Supplied entries →

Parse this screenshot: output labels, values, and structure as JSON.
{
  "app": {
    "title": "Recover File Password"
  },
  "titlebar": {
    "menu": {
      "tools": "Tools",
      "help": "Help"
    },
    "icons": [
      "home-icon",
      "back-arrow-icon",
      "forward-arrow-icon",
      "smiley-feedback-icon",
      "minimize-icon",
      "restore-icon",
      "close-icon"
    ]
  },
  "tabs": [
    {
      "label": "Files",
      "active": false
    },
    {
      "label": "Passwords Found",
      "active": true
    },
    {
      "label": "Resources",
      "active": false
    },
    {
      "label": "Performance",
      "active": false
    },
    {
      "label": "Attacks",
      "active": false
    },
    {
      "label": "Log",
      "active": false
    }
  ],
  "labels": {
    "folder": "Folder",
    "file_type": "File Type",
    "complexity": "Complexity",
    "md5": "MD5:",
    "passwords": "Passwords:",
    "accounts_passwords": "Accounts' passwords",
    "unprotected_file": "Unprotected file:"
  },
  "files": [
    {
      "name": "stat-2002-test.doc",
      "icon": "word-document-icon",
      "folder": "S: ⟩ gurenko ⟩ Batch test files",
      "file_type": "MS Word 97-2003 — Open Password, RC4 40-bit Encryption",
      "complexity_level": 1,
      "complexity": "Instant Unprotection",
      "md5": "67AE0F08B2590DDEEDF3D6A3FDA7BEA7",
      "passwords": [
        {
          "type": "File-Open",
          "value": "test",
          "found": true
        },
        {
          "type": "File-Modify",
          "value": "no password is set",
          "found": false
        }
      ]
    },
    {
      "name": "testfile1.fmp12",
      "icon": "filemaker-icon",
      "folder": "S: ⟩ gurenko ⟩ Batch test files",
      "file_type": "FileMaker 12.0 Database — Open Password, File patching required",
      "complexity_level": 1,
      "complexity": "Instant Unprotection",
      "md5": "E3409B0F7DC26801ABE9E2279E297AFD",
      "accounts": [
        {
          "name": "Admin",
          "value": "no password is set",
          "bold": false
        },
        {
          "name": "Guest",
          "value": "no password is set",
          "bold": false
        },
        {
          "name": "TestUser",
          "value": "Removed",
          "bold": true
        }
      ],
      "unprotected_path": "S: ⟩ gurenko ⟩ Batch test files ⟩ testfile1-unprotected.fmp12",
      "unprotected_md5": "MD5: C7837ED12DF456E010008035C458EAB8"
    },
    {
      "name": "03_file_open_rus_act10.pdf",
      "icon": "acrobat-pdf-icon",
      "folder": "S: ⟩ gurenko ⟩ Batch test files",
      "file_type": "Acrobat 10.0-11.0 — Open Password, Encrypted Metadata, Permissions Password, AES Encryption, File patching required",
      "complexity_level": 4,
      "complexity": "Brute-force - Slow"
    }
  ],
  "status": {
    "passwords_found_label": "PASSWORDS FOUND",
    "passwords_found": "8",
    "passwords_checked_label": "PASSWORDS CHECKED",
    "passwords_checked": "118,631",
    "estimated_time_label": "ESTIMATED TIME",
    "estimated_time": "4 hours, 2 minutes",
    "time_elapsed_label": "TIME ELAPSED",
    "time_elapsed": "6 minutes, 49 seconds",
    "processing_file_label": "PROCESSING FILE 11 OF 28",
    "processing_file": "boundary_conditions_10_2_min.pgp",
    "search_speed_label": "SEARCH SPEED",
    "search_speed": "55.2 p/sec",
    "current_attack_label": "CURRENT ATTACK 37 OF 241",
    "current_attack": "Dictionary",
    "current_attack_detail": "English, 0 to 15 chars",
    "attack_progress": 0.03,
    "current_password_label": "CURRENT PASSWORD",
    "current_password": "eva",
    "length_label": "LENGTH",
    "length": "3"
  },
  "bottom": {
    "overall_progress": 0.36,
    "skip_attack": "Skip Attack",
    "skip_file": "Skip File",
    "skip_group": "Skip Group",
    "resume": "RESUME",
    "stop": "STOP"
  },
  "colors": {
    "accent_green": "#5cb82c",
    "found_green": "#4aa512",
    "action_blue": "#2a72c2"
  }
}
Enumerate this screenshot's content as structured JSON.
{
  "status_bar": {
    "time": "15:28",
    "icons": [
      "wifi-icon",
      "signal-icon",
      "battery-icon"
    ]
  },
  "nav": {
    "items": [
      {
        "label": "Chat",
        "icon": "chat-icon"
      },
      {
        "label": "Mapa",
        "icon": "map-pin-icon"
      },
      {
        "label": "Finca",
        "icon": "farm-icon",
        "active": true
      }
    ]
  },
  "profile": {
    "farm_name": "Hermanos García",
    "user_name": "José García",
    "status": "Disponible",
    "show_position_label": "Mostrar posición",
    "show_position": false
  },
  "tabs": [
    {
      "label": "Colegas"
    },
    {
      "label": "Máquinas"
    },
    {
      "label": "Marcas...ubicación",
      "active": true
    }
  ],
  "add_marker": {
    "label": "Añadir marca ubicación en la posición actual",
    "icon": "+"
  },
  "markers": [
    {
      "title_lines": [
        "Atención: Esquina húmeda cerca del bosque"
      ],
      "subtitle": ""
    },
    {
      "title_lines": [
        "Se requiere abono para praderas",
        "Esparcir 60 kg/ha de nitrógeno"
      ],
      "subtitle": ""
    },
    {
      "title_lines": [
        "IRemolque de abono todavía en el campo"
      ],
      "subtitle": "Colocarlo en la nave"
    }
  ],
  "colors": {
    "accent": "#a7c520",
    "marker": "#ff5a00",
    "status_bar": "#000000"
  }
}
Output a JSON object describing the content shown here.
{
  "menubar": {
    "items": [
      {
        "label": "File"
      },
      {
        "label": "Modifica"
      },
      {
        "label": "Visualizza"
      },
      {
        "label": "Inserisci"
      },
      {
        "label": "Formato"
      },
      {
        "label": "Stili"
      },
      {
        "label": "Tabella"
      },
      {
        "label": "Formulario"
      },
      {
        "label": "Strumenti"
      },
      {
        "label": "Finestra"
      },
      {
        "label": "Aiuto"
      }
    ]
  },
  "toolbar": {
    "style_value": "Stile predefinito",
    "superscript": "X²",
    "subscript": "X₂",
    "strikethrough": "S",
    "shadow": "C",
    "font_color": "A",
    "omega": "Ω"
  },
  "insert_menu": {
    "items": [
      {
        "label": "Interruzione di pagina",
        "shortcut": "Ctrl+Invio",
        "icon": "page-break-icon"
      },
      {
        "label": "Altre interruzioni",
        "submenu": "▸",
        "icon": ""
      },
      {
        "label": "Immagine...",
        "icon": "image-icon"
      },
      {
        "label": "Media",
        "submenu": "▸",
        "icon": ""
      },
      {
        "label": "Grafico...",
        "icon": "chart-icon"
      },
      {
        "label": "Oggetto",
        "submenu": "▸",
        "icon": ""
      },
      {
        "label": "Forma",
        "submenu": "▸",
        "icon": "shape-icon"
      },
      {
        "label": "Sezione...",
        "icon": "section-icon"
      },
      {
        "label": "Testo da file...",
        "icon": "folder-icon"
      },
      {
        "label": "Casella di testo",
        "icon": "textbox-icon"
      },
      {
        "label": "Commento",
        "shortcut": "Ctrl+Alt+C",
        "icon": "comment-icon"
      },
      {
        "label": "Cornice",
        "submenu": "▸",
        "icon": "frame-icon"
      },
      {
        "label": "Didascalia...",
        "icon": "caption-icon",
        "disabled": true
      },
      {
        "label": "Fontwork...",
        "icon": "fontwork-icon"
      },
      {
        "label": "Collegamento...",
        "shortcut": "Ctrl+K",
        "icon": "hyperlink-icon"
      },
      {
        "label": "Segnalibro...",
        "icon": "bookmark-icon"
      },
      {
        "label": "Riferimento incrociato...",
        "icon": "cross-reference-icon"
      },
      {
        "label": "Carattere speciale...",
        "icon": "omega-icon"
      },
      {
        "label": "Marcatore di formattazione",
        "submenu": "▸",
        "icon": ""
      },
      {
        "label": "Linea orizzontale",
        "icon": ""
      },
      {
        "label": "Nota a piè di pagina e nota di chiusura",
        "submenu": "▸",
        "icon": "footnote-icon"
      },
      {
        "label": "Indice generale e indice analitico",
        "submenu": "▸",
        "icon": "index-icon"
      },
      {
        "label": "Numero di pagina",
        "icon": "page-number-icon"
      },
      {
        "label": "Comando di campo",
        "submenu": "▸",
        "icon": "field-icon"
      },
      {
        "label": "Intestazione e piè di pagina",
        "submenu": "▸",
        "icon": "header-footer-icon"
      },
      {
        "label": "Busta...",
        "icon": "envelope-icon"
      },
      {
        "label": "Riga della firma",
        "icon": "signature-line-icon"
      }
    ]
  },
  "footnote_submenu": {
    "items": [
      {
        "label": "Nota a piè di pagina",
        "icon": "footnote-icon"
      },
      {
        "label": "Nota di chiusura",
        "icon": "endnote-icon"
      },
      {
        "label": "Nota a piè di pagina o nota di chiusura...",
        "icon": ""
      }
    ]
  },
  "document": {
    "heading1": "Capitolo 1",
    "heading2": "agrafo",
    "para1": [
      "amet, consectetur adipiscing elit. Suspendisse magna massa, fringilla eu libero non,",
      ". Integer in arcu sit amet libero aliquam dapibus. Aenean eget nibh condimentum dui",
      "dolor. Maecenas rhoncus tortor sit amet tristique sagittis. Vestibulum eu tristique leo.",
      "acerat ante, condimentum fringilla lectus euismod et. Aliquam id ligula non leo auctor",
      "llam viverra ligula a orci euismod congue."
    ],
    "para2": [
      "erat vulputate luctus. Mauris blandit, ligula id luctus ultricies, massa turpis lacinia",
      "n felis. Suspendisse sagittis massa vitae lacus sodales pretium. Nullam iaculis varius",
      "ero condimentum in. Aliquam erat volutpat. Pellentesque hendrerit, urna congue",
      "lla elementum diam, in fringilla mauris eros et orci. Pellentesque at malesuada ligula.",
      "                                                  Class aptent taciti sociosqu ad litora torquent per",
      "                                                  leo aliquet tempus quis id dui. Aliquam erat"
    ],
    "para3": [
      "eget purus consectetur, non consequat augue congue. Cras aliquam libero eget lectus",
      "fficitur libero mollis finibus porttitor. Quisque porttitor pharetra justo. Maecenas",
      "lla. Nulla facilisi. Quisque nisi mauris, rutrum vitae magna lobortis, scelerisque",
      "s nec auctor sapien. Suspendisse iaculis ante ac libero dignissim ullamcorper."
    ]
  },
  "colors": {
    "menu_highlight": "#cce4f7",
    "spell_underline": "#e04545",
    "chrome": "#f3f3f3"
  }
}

Stated problem → Track down every line with the word "patching" and copy it.

Written answer →
      "file_type": "FileMaker 12.0 Database — Open Password, File patching required",
      "file_type": "Acrobat 10.0-11.0 — Open Password, Encrypted Metadata, Permissions Password, AES Encryption, File patching required",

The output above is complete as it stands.